▸ Problem to solve:
Copy each line of the entries that contains the word "скорбящих".

▸ Supplied data:
══════

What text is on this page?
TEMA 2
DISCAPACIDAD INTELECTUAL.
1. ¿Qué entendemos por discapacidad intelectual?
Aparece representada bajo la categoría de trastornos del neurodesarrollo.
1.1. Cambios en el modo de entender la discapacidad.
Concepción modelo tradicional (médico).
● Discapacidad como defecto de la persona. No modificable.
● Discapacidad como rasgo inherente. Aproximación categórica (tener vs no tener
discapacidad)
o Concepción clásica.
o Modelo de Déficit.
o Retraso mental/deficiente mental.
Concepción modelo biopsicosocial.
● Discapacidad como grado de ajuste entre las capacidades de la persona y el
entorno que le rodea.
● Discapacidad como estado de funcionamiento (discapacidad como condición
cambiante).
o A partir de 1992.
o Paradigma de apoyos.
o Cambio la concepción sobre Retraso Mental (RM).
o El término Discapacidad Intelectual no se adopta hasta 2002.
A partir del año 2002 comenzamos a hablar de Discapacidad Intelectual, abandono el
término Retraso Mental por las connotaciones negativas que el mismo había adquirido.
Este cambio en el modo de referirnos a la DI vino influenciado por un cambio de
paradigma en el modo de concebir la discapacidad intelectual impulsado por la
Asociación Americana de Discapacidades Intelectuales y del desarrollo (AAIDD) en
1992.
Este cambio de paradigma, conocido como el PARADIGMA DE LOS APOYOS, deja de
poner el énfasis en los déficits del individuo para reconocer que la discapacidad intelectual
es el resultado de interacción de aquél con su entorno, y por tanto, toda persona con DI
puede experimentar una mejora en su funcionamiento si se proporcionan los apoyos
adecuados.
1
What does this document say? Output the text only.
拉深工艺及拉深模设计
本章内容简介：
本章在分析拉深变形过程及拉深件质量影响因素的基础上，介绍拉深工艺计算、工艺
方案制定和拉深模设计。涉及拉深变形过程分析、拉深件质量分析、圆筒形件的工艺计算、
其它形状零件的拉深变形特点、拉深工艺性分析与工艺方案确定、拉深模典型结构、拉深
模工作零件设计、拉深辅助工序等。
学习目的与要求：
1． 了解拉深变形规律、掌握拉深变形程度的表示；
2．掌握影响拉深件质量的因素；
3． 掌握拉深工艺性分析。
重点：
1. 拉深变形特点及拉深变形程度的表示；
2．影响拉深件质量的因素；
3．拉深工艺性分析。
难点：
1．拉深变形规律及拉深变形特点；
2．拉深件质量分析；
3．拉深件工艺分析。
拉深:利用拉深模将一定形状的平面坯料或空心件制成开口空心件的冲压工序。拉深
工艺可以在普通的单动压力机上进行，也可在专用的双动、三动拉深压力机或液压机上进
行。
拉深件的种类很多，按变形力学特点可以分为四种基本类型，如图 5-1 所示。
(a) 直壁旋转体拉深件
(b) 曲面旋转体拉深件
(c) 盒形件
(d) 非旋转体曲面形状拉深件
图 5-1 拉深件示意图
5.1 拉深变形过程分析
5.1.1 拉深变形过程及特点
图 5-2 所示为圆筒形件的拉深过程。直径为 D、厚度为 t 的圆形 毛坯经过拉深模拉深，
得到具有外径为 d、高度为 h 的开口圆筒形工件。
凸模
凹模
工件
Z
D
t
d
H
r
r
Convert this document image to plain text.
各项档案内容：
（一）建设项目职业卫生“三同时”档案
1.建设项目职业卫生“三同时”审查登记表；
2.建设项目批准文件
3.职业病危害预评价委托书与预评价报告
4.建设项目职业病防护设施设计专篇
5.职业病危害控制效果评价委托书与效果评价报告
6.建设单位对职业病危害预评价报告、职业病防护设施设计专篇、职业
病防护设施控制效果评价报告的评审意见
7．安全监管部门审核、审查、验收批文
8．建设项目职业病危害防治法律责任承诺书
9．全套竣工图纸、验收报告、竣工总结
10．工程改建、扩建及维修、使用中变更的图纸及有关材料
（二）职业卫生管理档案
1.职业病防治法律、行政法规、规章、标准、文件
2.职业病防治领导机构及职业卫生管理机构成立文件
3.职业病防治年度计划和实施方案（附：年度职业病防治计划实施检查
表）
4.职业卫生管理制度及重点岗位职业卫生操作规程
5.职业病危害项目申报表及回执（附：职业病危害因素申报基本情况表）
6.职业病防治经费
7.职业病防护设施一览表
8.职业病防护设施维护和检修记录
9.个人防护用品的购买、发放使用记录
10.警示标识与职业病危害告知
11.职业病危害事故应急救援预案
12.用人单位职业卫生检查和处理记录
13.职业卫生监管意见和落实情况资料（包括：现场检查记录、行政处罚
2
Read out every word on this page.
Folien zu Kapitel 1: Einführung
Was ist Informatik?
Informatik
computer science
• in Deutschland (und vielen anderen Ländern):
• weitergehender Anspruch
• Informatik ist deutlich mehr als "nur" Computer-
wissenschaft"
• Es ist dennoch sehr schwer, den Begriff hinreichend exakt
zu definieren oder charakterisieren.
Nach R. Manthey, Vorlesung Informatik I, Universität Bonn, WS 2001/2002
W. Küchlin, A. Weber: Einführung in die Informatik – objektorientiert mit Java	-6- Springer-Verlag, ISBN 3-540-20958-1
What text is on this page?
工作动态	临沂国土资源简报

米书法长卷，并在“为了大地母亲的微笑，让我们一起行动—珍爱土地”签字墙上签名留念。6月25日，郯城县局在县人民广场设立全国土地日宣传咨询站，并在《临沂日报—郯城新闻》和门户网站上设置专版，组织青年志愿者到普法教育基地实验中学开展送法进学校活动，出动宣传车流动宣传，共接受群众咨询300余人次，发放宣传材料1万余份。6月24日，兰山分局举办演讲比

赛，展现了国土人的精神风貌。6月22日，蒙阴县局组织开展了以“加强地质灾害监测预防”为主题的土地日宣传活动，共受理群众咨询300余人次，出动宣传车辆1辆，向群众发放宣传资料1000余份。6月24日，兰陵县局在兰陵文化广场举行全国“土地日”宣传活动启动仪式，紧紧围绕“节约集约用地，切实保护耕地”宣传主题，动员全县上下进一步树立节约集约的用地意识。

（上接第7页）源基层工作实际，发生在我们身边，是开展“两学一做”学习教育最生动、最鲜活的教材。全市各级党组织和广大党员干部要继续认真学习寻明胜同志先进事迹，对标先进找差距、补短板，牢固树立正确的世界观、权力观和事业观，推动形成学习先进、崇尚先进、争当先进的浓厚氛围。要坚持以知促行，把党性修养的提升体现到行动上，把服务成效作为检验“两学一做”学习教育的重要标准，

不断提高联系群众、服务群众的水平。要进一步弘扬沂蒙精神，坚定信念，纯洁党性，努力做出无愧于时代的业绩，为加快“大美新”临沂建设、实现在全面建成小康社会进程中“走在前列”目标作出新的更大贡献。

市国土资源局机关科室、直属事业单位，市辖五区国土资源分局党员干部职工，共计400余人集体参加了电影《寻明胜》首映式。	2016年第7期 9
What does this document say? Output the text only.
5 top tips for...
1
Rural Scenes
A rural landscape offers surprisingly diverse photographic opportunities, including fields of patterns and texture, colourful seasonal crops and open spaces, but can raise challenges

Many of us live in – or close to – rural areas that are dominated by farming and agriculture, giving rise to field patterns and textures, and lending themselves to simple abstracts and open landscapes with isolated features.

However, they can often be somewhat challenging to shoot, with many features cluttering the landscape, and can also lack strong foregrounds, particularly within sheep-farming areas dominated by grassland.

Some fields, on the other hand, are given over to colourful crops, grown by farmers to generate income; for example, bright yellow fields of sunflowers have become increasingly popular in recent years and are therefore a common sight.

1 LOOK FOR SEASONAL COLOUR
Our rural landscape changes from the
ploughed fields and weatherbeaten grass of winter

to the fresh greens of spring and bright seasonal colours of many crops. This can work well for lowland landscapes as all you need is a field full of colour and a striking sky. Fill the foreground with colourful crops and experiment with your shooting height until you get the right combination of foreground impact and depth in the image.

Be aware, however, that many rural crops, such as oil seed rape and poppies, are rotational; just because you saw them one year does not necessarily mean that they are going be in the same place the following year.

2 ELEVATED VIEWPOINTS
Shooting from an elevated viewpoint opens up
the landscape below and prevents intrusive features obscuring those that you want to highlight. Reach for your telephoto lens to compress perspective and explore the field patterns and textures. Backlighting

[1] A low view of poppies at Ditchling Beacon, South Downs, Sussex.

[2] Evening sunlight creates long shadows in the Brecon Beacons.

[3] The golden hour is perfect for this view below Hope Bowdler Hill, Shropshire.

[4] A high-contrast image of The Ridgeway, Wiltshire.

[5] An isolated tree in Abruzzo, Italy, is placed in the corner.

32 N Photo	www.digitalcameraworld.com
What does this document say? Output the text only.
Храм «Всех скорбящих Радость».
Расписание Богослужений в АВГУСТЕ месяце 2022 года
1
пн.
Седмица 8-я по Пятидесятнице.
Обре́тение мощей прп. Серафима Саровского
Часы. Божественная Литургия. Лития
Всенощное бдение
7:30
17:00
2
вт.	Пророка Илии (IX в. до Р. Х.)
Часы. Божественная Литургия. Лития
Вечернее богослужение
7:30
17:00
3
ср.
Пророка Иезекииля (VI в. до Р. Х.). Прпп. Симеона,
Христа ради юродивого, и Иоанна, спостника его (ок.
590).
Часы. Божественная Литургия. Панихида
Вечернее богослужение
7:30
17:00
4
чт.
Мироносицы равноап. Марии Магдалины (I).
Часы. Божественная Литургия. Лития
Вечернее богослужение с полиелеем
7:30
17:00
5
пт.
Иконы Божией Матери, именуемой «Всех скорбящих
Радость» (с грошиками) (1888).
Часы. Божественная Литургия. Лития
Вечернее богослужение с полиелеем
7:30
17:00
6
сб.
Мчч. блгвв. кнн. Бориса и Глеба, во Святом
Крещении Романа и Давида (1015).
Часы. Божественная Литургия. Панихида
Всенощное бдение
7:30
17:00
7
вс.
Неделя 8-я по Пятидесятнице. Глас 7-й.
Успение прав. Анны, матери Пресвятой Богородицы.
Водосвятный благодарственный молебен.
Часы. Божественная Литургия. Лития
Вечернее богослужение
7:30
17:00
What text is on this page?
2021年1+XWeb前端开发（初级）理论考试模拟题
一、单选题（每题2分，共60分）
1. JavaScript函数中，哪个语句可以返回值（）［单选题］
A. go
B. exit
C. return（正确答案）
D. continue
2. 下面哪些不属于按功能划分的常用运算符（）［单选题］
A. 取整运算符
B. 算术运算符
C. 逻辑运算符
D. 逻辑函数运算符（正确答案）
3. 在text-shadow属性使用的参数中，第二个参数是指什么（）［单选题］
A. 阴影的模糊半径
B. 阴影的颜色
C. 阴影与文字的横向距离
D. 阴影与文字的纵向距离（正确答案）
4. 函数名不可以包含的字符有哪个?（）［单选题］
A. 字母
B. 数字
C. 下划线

══════

▸ The output:
Храм «Всех скорбящих Радость».
Иконы Божией Матери, именуемой «Всех скорбящих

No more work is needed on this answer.